Task description: Quote the entries that follow exactly, leaving none out.

Available records:
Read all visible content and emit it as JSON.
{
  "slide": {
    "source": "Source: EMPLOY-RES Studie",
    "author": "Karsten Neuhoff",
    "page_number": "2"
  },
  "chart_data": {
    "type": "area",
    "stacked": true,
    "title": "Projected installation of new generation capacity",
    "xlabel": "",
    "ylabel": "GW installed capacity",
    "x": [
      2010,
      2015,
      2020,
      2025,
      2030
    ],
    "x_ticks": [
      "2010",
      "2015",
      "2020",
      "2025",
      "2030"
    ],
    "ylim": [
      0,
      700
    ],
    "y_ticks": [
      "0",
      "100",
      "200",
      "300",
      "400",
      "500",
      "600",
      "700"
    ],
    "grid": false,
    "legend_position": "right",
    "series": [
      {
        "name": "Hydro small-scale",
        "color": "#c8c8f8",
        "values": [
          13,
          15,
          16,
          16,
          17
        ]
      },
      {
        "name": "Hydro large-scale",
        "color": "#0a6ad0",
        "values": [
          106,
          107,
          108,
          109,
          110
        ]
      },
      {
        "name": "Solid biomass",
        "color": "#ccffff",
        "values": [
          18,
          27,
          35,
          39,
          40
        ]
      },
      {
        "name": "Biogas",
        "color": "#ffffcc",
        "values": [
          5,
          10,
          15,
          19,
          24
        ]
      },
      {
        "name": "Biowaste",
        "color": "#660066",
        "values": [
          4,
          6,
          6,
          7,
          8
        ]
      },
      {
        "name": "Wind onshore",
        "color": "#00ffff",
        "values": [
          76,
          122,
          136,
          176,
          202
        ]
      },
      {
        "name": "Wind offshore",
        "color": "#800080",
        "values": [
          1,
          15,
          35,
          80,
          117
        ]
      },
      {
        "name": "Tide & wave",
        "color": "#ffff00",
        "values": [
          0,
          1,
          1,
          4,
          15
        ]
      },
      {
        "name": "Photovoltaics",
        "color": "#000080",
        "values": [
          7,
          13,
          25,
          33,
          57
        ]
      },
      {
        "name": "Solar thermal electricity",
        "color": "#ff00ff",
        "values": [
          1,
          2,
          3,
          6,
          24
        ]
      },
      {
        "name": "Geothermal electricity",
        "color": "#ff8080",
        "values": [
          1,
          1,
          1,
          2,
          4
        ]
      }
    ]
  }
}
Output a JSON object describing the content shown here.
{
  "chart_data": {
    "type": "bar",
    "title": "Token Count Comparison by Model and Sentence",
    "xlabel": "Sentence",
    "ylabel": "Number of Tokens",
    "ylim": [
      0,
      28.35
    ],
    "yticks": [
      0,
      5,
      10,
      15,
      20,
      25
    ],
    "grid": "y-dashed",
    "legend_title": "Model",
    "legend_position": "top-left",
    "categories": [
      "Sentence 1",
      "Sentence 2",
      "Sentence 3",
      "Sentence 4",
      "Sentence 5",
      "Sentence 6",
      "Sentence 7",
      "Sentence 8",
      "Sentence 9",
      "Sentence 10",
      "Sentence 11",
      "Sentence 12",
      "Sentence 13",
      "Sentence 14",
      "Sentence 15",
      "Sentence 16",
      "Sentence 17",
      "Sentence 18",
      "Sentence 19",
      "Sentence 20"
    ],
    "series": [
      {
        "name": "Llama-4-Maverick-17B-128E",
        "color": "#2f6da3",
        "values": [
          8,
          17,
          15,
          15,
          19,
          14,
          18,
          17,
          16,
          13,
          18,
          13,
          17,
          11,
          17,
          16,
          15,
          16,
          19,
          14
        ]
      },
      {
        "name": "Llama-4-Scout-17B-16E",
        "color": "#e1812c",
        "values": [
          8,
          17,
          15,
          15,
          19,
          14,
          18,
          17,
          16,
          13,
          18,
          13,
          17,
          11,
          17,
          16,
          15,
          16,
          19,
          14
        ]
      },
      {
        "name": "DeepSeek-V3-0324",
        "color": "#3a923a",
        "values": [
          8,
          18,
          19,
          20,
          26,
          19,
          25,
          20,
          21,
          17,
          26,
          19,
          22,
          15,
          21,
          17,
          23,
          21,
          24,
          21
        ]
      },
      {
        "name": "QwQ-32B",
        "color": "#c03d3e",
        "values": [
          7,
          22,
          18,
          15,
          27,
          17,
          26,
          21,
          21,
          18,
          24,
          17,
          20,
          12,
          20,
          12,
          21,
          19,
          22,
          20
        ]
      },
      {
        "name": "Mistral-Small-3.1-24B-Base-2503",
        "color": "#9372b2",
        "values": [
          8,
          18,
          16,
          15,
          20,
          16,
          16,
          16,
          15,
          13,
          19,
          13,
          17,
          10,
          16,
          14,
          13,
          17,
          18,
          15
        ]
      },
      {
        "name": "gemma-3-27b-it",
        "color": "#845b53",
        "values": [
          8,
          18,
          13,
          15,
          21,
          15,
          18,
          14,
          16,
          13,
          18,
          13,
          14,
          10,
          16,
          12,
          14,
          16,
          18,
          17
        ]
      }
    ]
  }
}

Result:
Read all visible content and emit it as JSON.
{
  "slide": {
    "source": "Source: EMPLOY-RES Studie",
    "author": "Karsten Neuhoff",
    "page_number": "2"
  },
  "chart_data": {
    "type": "area",
    "stacked": true,
    "title": "Projected installation of new generation capacity",
    "xlabel": "",
    "ylabel": "GW installed capacity",
    "x": [
      2010,
      2015,
      2020,
      2025,
      2030
    ],
    "x_ticks": [
      "2010",
      "2015",
      "2020",
      "2025",
      "2030"
    ],
    "ylim": [
      0,
      700
    ],
    "y_ticks": [
      "0",
      "100",
      "200",
      "300",
      "400",
      "500",
      "600",
      "700"
    ],
    "grid": false,
    "legend_position": "right",
    "series": [
      {
        "name": "Hydro small-scale",
        "color": "#c8c8f8",
        "values": [
          13,
          15,
          16,
          16,
          17
        ]
      },
      {
        "name": "Hydro large-scale",
        "color": "#0a6ad0",
        "values": [
          106,
          107,
          108,
          109,
          110
        ]
      },
      {
        "name": "Solid biomass",
        "color": "#ccffff",
        "values": [
          18,
          27,
          35,
          39,
          40
        ]
      },
      {
        "name": "Biogas",
        "color": "#ffffcc",
        "values": [
          5,
          10,
          15,
          19,
          24
        ]
      },
      {
        "name": "Biowaste",
        "color": "#660066",
        "values": [
          4,
          6,
          6,
          7,
          8
        ]
      },
      {
        "name": "Wind onshore",
        "color": "#00ffff",
        "values": [
          76,
          122,
          136,
          176,
          202
        ]
      },
      {
        "name": "Wind offshore",
        "color": "#800080",
        "values": [
          1,
          15,
          35,
          80,
          117
        ]
      },
      {
        "name": "Tide & wave",
        "color": "#ffff00",
        "values": [
          0,
          1,
          1,
          4,
          15
        ]
      },
      {
        "name": "Photovoltaics",
        "color": "#000080",
        "values": [
          7,
          13,
          25,
          33,
          57
        ]
      },
      {
        "name": "Solar thermal electricity",
        "color": "#ff00ff",
        "values": [
          1,
          2,
          3,
          6,
          24
        ]
      },
      {
        "name": "Geothermal electricity",
        "color": "#ff8080",
        "values": [
          1,
          1,
          1,
          2,
          4
        ]
      }
    ]
  }
}
Output a JSON object describing the content shown here.
{
  "chart_data": {
    "type": "bar",
    "title": "Token Count Comparison by Model and Sentence",
    "xlabel": "Sentence",
    "ylabel": "Number of Tokens",
    "ylim": [
      0,
      28.35
    ],
    "yticks": [
      0,
      5,
      10,
      15,
      20,
      25
    ],
    "grid": "y-dashed",
    "legend_title": "Model",
    "legend_position": "top-left",
    "categories": [
      "Sentence 1",
      "Sentence 2",
      "Sentence 3",
      "Sentence 4",
      "Sentence 5",
      "Sentence 6",
      "Sentence 7",
      "Sentence 8",
      "Sentence 9",
      "Sentence 10",
      "Sentence 11",
      "Sentence 12",
      "Sentence 13",
      "Sentence 14",
      "Sentence 15",
      "Sentence 16",
      "Sentence 17",
      "Sentence 18",
      "Sentence 19",
      "Sentence 20"
    ],
    "series": [
      {
        "name": "Llama-4-Maverick-17B-128E",
        "color": "#2f6da3",
        "values": [
          8,
          17,
          15,
          15,
          19,
          14,
          18,
          17,
          16,
          13,
          18,
          13,
          17,
          11,
          17,
          16,
          15,
          16,
          19,
          14
        ]
      },
      {
        "name": "Llama-4-Scout-17B-16E",
        "color": "#e1812c",
        "values": [
          8,
          17,
          15,
          15,
          19,
          14,
          18,
          17,
          16,
          13,
          18,
          13,
          17,
          11,
          17,
          16,
          15,
          16,
          19,
          14
        ]
      },
      {
        "name": "DeepSeek-V3-0324",
        "color": "#3a923a",
        "values": [
          8,
          18,
          19,
          20,
          26,
          19,
          25,
          20,
          21,
          17,
          26,
          19,
          22,
          15,
          21,
          17,
          23,
          21,
          24,
          21
        ]
      },
      {
        "name": "QwQ-32B",
        "color": "#c03d3e",
        "values": [
          7,
          22,
          18,
          15,
          27,
          17,
          26,
          21,
          21,
          18,
          24,
          17,
          20,
          12,
          20,
          12,
          21,
          19,
          22,
          20
        ]
      },
      {
        "name": "Mistral-Small-3.1-24B-Base-2503",
        "color": "#9372b2",
        "values": [
          8,
          18,
          16,
          15,
          20,
          16,
          16,
          16,
          15,
          13,
          19,
          13,
          17,
          10,
          16,
          14,
          13,
          17,
          18,
          15
        ]
      },
      {
        "name": "gemma-3-27b-it",
        "color": "#845b53",
        "values": [
          8,
          18,
          13,
          15,
          21,
          15,
          18,
          14,
          16,
          13,
          18,
          13,
          14,
          10,
          16,
          12,
          14,
          16,
          18,
          17
        ]
      }
    ]
  }
}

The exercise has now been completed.